In the entries below, count each line holding the word "mereka". Answer with the total alone.

══ MATERIAL TO PROCESS

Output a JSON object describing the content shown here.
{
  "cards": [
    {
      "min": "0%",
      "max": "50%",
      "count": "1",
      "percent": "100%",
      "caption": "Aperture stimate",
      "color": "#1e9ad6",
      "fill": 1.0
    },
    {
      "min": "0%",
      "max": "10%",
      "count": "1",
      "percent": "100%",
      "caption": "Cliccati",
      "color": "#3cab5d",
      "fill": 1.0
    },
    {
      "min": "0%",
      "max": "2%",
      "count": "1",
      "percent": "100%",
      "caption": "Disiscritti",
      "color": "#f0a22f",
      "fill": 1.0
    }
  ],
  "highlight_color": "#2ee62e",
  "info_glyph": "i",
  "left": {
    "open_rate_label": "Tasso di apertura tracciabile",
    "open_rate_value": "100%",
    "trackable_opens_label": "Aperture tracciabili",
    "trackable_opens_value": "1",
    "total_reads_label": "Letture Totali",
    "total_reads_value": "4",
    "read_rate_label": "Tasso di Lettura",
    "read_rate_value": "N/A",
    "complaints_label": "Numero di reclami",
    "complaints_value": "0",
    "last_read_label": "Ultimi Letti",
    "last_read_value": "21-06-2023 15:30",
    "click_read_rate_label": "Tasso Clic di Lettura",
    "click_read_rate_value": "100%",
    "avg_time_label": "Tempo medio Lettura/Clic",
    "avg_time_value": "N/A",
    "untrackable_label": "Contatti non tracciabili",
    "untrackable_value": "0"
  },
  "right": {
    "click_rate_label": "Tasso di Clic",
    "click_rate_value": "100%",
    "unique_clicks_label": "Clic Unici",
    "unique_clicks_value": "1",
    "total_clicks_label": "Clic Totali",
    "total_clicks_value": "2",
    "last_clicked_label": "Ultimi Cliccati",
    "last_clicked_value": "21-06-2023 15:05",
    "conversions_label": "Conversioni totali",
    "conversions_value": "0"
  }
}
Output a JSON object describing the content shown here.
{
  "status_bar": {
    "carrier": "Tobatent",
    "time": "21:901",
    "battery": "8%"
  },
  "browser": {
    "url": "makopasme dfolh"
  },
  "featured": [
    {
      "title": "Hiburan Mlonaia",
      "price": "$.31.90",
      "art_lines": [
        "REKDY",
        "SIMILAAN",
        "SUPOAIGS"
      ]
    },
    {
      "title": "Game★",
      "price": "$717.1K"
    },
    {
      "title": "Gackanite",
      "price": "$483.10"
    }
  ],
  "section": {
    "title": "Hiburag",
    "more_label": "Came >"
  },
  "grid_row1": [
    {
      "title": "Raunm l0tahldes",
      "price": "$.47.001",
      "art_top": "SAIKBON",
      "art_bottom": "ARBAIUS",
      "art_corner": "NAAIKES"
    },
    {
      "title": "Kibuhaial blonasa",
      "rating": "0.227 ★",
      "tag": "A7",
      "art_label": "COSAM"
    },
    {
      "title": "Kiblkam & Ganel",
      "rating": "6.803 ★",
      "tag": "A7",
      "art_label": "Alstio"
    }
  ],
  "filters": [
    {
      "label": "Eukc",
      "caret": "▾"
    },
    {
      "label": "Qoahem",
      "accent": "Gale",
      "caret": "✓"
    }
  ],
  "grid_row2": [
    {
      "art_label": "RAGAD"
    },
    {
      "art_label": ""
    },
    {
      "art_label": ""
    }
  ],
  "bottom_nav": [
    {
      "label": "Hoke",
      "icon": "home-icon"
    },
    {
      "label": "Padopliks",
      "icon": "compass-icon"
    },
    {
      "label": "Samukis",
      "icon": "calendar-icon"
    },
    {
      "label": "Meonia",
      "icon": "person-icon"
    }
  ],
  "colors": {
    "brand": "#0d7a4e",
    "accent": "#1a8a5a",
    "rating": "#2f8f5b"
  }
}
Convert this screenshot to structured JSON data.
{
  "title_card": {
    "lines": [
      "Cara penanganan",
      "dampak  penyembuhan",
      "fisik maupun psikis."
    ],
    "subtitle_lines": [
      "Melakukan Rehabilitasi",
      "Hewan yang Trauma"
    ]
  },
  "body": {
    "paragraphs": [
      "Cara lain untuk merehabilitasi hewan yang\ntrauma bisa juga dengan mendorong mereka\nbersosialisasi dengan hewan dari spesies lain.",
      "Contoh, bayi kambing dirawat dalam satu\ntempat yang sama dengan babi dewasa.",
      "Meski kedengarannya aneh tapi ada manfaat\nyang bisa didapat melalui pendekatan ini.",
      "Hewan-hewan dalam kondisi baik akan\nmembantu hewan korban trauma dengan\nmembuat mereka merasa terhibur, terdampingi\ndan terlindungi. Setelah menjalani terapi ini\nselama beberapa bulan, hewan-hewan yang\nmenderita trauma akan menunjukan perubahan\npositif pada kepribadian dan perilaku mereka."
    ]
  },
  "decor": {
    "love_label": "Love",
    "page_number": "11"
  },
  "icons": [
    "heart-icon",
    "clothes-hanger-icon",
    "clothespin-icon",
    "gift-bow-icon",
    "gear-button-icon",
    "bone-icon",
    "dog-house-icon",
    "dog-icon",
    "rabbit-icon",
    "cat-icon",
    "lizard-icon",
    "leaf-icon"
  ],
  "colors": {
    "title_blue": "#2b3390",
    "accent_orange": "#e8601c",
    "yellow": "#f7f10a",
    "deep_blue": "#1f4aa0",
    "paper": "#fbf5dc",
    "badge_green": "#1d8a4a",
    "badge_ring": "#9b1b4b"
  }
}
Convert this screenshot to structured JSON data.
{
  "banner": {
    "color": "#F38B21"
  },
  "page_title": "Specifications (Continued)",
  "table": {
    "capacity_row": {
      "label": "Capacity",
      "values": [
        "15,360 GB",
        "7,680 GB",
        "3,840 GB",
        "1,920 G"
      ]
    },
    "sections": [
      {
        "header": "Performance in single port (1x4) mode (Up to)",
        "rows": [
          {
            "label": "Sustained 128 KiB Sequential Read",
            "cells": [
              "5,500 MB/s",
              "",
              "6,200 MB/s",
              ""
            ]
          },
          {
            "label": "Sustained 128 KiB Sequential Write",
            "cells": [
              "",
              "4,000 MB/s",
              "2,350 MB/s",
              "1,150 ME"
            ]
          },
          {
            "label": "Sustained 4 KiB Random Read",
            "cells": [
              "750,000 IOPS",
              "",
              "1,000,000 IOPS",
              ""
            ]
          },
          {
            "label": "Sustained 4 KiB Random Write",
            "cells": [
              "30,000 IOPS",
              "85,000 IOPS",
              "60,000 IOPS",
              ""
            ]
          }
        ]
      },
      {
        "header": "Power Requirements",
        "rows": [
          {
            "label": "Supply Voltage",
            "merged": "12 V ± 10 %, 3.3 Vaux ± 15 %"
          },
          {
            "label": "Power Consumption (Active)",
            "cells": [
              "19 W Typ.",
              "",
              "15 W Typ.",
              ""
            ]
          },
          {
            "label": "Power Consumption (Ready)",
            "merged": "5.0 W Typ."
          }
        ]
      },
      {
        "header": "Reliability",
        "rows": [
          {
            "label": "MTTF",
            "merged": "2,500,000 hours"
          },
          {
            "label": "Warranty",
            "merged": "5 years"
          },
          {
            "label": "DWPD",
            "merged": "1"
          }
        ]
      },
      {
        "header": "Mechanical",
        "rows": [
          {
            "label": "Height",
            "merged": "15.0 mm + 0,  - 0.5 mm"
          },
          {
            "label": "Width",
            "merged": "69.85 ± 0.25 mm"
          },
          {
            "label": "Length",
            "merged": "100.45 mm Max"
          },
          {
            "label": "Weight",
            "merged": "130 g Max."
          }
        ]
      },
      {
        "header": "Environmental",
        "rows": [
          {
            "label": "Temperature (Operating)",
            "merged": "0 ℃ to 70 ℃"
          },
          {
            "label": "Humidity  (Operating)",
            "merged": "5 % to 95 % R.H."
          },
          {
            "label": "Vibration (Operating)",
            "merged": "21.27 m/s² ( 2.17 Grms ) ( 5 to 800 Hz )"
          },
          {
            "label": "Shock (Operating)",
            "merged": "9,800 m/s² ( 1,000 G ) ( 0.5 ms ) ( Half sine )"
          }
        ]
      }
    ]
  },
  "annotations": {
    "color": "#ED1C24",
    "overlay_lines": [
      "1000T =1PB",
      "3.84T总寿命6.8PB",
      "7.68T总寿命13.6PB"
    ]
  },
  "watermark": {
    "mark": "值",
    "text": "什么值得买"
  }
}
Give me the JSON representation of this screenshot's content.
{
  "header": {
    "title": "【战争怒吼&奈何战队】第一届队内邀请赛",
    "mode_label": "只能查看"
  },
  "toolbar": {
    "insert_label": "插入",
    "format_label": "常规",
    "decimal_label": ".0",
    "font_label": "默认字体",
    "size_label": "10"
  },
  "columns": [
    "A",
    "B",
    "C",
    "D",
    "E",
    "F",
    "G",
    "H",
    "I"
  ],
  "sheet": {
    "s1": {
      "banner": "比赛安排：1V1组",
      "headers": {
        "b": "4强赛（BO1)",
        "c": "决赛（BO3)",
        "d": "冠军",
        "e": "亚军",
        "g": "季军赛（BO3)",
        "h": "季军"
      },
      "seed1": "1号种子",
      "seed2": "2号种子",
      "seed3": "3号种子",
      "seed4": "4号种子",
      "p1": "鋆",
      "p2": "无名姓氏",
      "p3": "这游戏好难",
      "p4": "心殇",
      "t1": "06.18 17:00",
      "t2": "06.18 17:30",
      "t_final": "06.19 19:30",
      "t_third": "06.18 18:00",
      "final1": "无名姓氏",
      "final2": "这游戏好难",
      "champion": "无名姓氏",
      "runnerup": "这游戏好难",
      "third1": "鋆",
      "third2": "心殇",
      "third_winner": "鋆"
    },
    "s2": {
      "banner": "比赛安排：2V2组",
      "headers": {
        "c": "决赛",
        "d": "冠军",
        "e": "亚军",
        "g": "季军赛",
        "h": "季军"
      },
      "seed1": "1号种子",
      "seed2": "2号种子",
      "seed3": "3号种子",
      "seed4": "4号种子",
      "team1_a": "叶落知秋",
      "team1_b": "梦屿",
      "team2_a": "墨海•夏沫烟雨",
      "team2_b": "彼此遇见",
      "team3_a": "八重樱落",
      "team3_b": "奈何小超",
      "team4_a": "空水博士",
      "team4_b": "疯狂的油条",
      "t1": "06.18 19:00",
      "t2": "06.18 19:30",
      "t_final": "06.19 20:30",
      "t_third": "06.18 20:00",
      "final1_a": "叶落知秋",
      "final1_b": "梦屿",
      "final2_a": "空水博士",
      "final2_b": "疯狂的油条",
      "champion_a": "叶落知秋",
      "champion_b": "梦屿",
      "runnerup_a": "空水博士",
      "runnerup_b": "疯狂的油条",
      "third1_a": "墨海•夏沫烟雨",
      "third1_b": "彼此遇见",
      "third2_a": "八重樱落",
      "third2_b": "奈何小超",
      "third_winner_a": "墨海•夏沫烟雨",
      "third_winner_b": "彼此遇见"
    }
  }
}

════

■ **THE RESPONSE**
2